— BEGIN WORKING DATA —

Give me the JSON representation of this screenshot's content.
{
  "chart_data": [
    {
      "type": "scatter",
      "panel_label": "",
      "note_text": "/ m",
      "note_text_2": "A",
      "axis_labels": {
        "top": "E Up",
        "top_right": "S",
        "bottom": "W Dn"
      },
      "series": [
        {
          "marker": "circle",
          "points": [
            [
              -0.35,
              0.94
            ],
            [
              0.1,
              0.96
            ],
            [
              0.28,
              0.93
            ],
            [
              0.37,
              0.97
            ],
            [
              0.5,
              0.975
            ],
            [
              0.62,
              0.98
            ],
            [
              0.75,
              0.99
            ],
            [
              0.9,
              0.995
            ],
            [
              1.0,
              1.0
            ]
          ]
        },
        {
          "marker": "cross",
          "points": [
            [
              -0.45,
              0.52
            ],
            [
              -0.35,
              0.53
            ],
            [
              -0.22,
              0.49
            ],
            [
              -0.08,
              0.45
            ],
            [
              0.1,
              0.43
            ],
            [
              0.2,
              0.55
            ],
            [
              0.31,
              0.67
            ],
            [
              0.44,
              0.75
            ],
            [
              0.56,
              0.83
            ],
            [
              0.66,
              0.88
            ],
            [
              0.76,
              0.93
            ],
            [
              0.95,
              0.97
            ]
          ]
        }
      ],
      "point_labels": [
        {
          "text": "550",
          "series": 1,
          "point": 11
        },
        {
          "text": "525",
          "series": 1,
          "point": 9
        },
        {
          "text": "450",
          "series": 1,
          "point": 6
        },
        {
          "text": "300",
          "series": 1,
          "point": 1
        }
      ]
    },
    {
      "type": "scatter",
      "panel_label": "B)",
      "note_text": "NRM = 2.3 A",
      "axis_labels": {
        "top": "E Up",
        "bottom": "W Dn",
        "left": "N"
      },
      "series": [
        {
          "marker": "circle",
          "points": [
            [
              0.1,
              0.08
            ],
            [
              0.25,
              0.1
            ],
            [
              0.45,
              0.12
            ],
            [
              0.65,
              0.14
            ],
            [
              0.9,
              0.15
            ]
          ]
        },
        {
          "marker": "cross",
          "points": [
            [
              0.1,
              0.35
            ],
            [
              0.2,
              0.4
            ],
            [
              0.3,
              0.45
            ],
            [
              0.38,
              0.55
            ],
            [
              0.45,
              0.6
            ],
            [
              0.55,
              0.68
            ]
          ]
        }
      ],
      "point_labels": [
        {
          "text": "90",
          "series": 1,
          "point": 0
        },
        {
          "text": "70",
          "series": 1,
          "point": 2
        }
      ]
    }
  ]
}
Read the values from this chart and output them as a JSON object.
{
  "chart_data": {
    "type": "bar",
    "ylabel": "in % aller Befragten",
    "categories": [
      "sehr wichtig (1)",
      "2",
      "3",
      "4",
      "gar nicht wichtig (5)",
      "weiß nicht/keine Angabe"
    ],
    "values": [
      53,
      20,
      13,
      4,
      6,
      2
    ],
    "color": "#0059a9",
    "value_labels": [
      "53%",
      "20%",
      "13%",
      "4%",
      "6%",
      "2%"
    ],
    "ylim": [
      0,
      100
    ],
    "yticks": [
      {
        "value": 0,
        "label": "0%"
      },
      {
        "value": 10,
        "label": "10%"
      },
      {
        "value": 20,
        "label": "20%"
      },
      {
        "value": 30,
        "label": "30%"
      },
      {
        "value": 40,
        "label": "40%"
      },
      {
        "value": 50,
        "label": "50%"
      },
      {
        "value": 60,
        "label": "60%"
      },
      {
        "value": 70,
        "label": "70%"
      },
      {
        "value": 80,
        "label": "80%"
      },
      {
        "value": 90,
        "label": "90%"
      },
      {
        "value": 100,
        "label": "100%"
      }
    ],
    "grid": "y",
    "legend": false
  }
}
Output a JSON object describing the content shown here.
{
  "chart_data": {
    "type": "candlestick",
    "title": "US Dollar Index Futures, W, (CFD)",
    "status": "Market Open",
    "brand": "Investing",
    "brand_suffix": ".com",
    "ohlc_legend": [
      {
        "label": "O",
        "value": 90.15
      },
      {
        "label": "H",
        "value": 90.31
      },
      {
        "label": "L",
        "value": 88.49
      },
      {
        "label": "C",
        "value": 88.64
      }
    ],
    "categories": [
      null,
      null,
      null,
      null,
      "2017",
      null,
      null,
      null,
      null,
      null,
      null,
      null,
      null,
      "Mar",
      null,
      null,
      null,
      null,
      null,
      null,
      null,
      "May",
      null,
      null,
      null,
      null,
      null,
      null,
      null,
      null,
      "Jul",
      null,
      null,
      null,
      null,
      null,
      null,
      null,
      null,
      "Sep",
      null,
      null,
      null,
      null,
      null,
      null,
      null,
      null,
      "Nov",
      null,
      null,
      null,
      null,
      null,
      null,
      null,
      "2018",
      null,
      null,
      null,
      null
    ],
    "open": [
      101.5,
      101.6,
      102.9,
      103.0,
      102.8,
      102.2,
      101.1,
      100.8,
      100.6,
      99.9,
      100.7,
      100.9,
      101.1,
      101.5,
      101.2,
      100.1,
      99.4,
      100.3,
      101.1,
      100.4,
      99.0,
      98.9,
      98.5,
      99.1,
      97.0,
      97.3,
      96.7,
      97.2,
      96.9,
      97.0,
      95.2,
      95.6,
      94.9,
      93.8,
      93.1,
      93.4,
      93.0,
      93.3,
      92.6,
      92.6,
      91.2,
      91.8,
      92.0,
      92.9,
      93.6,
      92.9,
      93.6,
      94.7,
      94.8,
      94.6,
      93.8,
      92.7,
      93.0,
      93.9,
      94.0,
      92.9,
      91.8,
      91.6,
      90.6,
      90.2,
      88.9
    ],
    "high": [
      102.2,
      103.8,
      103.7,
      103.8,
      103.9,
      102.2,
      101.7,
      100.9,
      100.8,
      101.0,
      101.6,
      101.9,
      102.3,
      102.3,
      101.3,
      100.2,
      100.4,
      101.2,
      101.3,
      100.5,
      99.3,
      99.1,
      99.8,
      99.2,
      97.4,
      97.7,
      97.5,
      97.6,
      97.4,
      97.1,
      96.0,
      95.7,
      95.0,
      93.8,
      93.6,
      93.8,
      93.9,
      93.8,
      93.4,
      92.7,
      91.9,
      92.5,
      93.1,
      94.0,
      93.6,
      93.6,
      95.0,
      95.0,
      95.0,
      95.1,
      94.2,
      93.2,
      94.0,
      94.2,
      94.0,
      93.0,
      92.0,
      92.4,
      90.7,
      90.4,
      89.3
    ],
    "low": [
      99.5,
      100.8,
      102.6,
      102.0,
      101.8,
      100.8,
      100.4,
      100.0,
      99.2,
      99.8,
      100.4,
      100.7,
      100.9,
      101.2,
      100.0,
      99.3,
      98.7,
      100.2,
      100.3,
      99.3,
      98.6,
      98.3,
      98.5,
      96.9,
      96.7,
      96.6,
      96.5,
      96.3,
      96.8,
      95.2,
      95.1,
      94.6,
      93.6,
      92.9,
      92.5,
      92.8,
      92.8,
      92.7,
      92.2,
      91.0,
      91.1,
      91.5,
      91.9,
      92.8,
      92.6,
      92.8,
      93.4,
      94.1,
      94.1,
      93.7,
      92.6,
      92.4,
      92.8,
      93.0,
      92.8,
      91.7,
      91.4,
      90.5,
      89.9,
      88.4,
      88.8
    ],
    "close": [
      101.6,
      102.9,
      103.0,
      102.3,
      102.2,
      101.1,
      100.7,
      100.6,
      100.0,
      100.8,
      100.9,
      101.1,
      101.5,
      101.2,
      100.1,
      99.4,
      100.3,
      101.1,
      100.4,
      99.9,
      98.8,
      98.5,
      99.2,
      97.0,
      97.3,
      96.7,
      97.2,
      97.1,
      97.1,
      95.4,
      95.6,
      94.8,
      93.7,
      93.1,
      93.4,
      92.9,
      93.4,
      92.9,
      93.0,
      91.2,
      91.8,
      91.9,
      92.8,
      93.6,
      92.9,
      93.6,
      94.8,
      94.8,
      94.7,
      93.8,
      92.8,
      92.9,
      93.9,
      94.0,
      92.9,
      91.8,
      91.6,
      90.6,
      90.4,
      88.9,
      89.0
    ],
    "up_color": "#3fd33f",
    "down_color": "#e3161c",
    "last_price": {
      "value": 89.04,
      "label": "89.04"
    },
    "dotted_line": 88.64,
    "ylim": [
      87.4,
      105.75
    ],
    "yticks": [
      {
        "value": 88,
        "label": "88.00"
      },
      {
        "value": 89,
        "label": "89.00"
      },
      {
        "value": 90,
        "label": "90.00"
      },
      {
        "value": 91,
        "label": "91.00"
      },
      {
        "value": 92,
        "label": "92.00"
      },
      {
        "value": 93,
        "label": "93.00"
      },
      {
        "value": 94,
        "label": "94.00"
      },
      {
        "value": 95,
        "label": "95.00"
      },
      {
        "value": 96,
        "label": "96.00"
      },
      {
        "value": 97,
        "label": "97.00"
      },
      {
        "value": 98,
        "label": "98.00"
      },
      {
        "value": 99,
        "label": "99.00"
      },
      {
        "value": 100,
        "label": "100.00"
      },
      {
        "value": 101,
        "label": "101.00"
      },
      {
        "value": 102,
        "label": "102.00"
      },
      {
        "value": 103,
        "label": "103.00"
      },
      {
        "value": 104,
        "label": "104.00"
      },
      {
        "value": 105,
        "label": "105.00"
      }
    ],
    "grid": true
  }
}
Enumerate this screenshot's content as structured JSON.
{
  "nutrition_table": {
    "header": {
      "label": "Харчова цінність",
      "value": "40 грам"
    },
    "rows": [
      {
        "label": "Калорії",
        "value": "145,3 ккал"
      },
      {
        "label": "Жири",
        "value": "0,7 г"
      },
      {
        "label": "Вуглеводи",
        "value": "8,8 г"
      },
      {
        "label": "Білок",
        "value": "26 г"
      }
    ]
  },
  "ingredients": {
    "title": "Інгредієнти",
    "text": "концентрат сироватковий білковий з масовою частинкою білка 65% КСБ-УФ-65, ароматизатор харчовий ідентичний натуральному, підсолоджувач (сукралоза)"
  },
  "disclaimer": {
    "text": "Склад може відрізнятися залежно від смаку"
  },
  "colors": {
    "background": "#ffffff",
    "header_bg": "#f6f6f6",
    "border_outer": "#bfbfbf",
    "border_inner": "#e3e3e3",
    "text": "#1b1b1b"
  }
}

— END WORKING DATA —

Take every line that includes the string "JSON" and copy it.

Give me the JSON representation of this screenshot's content.
Read the values from this chart and output them as a JSON object.
Output a JSON object describing the content shown here.
Enumerate this screenshot's content as structured JSON.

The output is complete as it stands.